::: Data provided :::

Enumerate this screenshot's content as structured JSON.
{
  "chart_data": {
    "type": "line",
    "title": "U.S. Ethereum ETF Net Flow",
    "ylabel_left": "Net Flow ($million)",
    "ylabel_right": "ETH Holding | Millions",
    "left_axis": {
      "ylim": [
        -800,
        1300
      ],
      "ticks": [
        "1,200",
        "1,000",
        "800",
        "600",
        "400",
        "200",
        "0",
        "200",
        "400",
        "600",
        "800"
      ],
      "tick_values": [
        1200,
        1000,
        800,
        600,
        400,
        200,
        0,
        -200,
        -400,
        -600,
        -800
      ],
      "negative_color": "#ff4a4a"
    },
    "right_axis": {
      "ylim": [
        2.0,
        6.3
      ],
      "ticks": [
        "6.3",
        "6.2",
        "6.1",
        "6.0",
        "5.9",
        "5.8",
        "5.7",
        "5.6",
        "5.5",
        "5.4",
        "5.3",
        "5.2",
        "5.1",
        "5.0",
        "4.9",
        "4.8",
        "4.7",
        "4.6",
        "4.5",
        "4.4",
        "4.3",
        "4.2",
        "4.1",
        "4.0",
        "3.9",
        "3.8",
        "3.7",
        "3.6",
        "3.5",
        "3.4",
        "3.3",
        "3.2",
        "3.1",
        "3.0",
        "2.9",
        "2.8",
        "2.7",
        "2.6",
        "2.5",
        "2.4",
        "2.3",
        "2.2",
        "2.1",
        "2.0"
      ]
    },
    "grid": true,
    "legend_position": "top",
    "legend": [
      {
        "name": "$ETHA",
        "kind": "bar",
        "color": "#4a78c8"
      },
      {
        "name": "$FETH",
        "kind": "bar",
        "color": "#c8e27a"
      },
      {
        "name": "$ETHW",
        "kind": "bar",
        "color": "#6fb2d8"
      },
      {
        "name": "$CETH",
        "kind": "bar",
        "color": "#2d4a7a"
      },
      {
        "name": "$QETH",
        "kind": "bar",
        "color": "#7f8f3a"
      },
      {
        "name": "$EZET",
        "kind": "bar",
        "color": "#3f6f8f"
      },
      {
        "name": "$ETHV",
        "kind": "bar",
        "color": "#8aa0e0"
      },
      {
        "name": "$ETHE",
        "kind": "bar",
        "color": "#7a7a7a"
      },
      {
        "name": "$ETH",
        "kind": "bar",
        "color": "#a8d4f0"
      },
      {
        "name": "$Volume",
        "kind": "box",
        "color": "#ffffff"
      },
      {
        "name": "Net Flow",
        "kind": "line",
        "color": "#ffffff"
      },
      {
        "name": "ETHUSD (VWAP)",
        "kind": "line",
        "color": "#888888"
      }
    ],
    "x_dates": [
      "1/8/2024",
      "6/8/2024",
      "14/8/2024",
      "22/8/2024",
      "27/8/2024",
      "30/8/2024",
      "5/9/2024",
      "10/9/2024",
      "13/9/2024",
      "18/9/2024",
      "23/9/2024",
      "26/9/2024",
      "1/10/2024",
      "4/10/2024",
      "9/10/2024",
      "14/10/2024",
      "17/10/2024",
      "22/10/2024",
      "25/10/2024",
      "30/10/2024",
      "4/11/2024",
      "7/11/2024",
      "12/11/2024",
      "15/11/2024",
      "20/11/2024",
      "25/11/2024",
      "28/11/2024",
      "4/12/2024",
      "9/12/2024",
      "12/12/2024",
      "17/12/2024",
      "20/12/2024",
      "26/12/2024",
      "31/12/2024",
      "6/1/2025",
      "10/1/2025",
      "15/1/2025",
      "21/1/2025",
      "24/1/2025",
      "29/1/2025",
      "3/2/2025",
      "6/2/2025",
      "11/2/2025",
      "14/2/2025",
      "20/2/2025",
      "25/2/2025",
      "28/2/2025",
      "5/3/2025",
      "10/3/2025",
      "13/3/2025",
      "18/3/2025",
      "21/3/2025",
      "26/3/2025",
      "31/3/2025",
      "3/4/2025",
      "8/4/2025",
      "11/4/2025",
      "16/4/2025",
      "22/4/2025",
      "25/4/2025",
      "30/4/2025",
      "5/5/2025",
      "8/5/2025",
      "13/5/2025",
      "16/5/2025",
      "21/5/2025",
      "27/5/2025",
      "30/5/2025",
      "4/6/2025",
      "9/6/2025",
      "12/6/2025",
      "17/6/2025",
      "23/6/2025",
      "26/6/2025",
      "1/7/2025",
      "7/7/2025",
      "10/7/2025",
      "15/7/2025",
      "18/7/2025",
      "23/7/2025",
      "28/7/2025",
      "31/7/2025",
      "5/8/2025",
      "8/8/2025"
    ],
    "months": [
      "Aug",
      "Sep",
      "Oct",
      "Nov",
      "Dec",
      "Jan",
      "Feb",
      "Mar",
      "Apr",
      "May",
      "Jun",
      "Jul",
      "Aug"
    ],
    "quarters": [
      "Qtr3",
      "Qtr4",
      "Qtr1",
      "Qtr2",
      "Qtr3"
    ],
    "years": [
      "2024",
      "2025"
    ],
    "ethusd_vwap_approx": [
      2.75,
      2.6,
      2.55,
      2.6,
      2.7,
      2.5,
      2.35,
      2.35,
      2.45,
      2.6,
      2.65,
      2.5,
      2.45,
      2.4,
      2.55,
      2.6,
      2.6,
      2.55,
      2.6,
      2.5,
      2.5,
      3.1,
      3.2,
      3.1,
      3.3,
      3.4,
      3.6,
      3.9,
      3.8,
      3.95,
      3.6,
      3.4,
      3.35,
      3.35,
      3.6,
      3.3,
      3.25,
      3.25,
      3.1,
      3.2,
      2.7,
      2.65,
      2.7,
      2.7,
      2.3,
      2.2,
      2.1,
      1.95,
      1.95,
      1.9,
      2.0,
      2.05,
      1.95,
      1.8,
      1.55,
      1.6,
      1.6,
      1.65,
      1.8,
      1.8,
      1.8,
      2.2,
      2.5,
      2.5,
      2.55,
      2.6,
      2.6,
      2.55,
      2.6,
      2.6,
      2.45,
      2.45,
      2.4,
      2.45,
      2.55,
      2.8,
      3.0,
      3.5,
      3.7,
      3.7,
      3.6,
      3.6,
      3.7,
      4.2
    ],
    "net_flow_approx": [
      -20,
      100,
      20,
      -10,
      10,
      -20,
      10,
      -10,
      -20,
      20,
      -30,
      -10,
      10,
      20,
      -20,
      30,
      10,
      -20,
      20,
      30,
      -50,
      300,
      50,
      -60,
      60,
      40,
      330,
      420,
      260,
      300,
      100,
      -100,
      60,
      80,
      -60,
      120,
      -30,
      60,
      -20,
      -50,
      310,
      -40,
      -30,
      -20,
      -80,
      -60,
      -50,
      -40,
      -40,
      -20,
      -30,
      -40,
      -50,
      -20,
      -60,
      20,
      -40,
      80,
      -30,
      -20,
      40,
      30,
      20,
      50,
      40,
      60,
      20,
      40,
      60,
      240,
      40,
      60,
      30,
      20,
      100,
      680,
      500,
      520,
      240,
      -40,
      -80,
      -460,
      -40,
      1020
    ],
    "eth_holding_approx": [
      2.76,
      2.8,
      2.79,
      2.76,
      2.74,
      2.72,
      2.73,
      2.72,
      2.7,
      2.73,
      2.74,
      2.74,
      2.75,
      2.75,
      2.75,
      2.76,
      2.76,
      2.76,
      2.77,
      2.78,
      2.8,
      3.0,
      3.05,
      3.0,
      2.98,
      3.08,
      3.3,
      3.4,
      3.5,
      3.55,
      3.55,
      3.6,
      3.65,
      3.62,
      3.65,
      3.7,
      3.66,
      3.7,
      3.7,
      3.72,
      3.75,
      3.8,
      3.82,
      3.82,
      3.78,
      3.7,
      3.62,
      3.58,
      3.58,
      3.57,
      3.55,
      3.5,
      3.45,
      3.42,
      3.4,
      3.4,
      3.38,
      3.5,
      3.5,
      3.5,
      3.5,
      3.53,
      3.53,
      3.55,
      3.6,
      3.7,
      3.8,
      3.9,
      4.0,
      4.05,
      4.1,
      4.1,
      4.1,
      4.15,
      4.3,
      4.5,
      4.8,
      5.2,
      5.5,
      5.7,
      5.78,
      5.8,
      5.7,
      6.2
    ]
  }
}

:::

◆ **Goal**:
In the entries above, identify every line with the word "name". Copy those lines.

◆ **Solution to this exercise**:
        "name": "$ETHA",
        "name": "$FETH",
        "name": "$ETHW",
        "name": "$CETH",
        "name": "$QETH",
        "name": "$EZET",
        "name": "$ETHV",
        "name": "$ETHE",
        "name": "$ETH",
        "name": "$Volume",
        "name": "Net Flow",
        "name": "ETHUSD (VWAP)",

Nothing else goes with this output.